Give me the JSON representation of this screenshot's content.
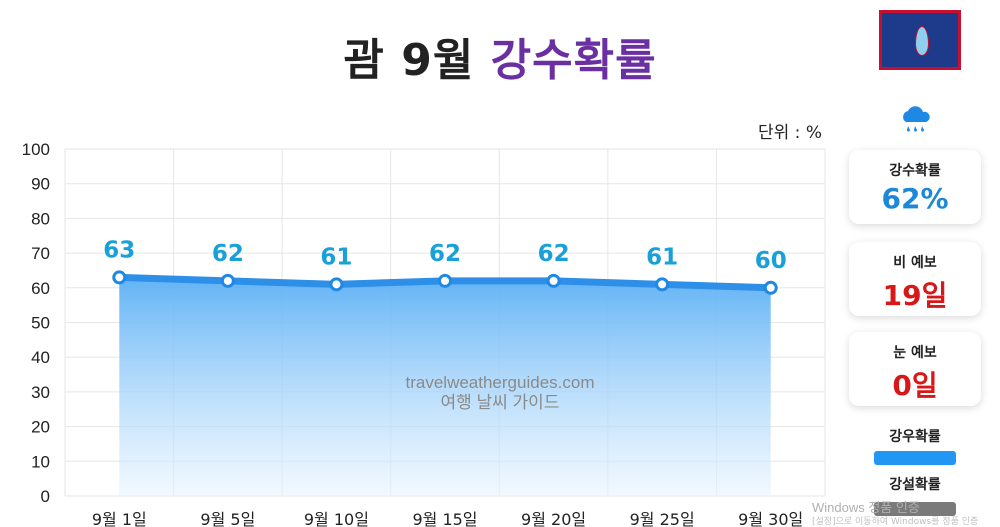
{
  "title": {
    "main": "괌 9월",
    "accent": "강수확률"
  },
  "unit_label": "단위 : %",
  "watermark": {
    "line1": "travelweatherguides.com",
    "line2": "여행 날씨 가이드"
  },
  "cards": [
    {
      "label": "강수확률",
      "value": "62%",
      "color": "#1e88d8"
    },
    {
      "label": "비 예보",
      "value": "19일",
      "color": "#d81818"
    },
    {
      "label": "눈 예보",
      "value": "0일",
      "color": "#d81818"
    }
  ],
  "legend": [
    {
      "label": "강우확률",
      "color": "#2196f3"
    },
    {
      "label": "강설확률",
      "color": "#7a7a7a"
    }
  ],
  "windows_notice": {
    "line1": "Windows 정품 인증",
    "line2": "[설정]으로 이동하여 Windows를 정품 인증"
  },
  "colors": {
    "line": "#2e8fe8",
    "point_stroke": "#1e88e5",
    "data_label": "#1aa0d8",
    "area_top": "#5aaff5"
  },
  "chart_data": {
    "type": "area",
    "categories": [
      "9월 1일",
      "9월 5일",
      "9월 10일",
      "9월 15일",
      "9월 20일",
      "9월 25일",
      "9월 30일"
    ],
    "series": [
      {
        "name": "강우확률",
        "values": [
          63,
          62,
          61,
          62,
          62,
          61,
          60
        ]
      }
    ],
    "ylim": [
      0,
      100
    ],
    "yticks": [
      0,
      10,
      20,
      30,
      40,
      50,
      60,
      70,
      80,
      90,
      100
    ],
    "grid": true,
    "data_labels": true
  }
}
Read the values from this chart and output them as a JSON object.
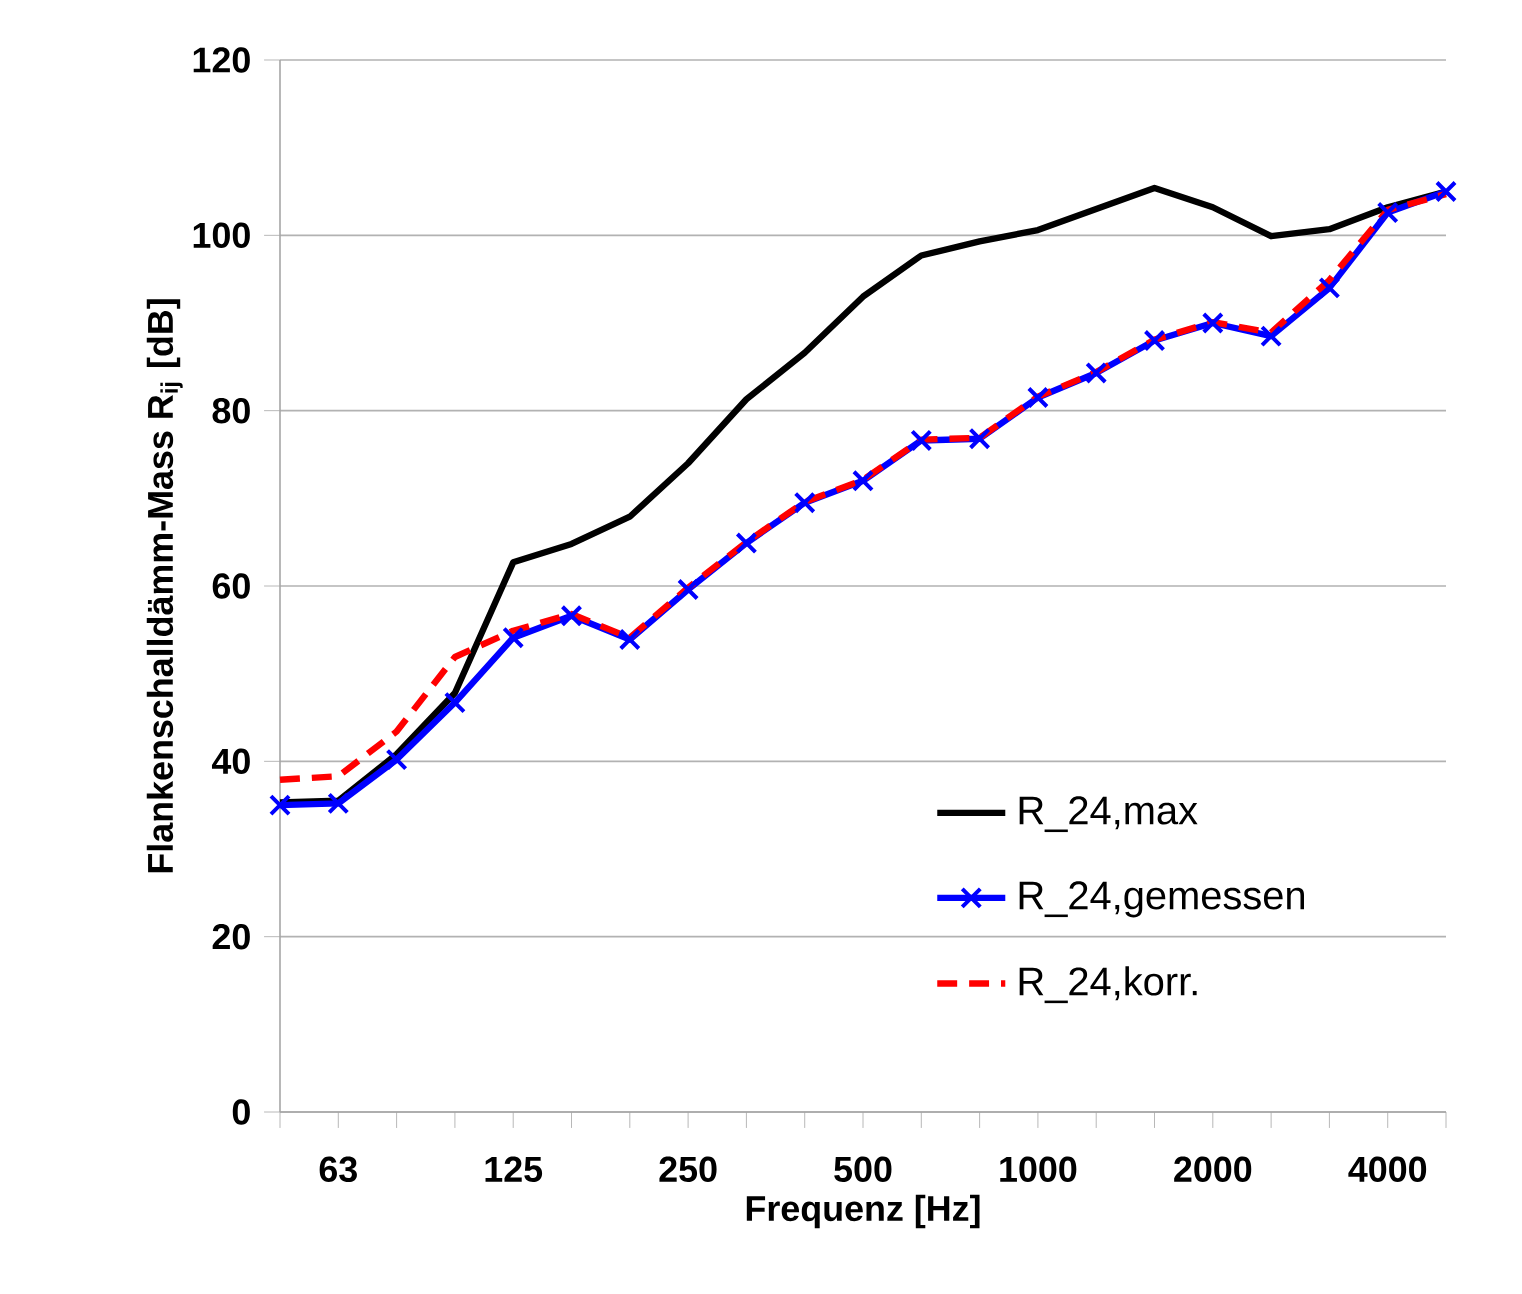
{
  "chart_data": {
    "type": "line",
    "xlabel": "Frequenz [Hz]",
    "ylabel": "Flankenschalldämm-Mass R$_{ij}$ [dB]",
    "categories": [
      null,
      "63",
      null,
      null,
      "125",
      null,
      null,
      "250",
      null,
      null,
      "500",
      null,
      null,
      "1000",
      null,
      null,
      "2000",
      null,
      null,
      "4000",
      null
    ],
    "series": [
      {
        "name": "R_24,max",
        "color": "#000000",
        "line_style": "solid",
        "marker": "none",
        "values": [
          35.3,
          35.5,
          40.8,
          47.8,
          62.7,
          64.8,
          67.9,
          74.0,
          81.3,
          86.6,
          93.0,
          97.7,
          99.3,
          100.6,
          103.0,
          105.4,
          103.2,
          99.9,
          100.7,
          103.2,
          105.0
        ]
      },
      {
        "name": "R_24,gemessen",
        "color": "#0000ff",
        "line_style": "solid",
        "marker": "cross",
        "values": [
          35.0,
          35.2,
          40.2,
          46.7,
          54.1,
          56.6,
          53.9,
          59.6,
          64.9,
          69.5,
          72.0,
          76.6,
          76.8,
          81.5,
          84.3,
          88.0,
          90.0,
          88.5,
          94.0,
          102.6,
          105.0
        ]
      },
      {
        "name": "R_24,korr.",
        "color": "#ff0000",
        "line_style": "dashed",
        "marker": "none",
        "values": [
          37.9,
          38.3,
          43.4,
          51.9,
          54.9,
          56.8,
          54.1,
          59.8,
          65.0,
          69.6,
          72.1,
          76.7,
          76.9,
          81.6,
          84.4,
          88.1,
          90.1,
          88.9,
          94.9,
          102.9,
          104.7
        ]
      }
    ],
    "ylim": [
      0,
      120
    ],
    "yticks": [
      0,
      20,
      40,
      60,
      80,
      100,
      120
    ],
    "grid": "y",
    "legend": "bottom right"
  }
}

_ _ _

Aim
Without the pictures, output the full listing exactly as it stands.

Full solution
Give me the JSON representation of this screenshot's content.
{
  "title": {
    "main": "괌 9월",
    "accent": "강수확률"
  },
  "unit_label": "단위 : %",
  "watermark": {
    "line1": "travelweatherguides.com",
    "line2": "여행 날씨 가이드"
  },
  "cards": [
    {
      "label": "강수확률",
      "value": "62%",
      "color": "#1e88d8"
    },
    {
      "label": "비 예보",
      "value": "19일",
      "color": "#d81818"
    },
    {
      "label": "눈 예보",
      "value": "0일",
      "color": "#d81818"
    }
  ],
  "legend": [
    {
      "label": "강우확률",
      "color": "#2196f3"
    },
    {
      "label": "강설확률",
      "color": "#7a7a7a"
    }
  ],
  "windows_notice": {
    "line1": "Windows 정품 인증",
    "line2": "[설정]으로 이동하여 Windows를 정품 인증"
  },
  "colors": {
    "line": "#2e8fe8",
    "point_stroke": "#1e88e5",
    "data_label": "#1aa0d8",
    "area_top": "#5aaff5"
  },
  "chart_data": {
    "type": "area",
    "categories": [
      "9월 1일",
      "9월 5일",
      "9월 10일",
      "9월 15일",
      "9월 20일",
      "9월 25일",
      "9월 30일"
    ],
    "series": [
      {
        "name": "강우확률",
        "values": [
          63,
          62,
          61,
          62,
          62,
          61,
          60
        ]
      }
    ],
    "ylim": [
      0,
      100
    ],
    "yticks": [
      0,
      10,
      20,
      30,
      40,
      50,
      60,
      70,
      80,
      90,
      100
    ],
    "grid": true,
    "data_labels": true
  }
}
Read the values from this chart and output them as a JSON object.
{
  "chart_data": {
    "type": "line",
    "xlabel": "Frequenz [Hz]",
    "ylabel": "Flankenschalldämm-Mass R$_{ij}$ [dB]",
    "categories": [
      null,
      "63",
      null,
      null,
      "125",
      null,
      null,
      "250",
      null,
      null,
      "500",
      null,
      null,
      "1000",
      null,
      null,
      "2000",
      null,
      null,
      "4000",
      null
    ],
    "series": [
      {
        "name": "R_24,max",
        "color": "#000000",
        "line_style": "solid",
        "marker": "none",
        "values": [
          35.3,
          35.5,
          40.8,
          47.8,
          62.7,
          64.8,
          67.9,
          74.0,
          81.3,
          86.6,
          93.0,
          97.7,
          99.3,
          100.6,
          103.0,
          105.4,
          103.2,
          99.9,
          100.7,
          103.2,
          105.0
        ]
      },
      {
        "name": "R_24,gemessen",
        "color": "#0000ff",
        "line_style": "solid",
        "marker": "cross",
        "values": [
          35.0,
          35.2,
          40.2,
          46.7,
          54.1,
          56.6,
          53.9,
          59.6,
          64.9,
          69.5,
          72.0,
          76.6,
          76.8,
          81.5,
          84.3,
          88.0,
          90.0,
          88.5,
          94.0,
          102.6,
          105.0
        ]
      },
      {
        "name": "R_24,korr.",
        "color": "#ff0000",
        "line_style": "dashed",
        "marker": "none",
        "values": [
          37.9,
          38.3,
          43.4,
          51.9,
          54.9,
          56.8,
          54.1,
          59.8,
          65.0,
          69.6,
          72.1,
          76.7,
          76.9,
          81.6,
          84.4,
          88.1,
          90.1,
          88.9,
          94.9,
          102.9,
          104.7
        ]
      }
    ],
    "ylim": [
      0,
      120
    ],
    "yticks": [
      0,
      20,
      40,
      60,
      80,
      100,
      120
    ],
    "grid": "y",
    "legend": "bottom right"
  }
}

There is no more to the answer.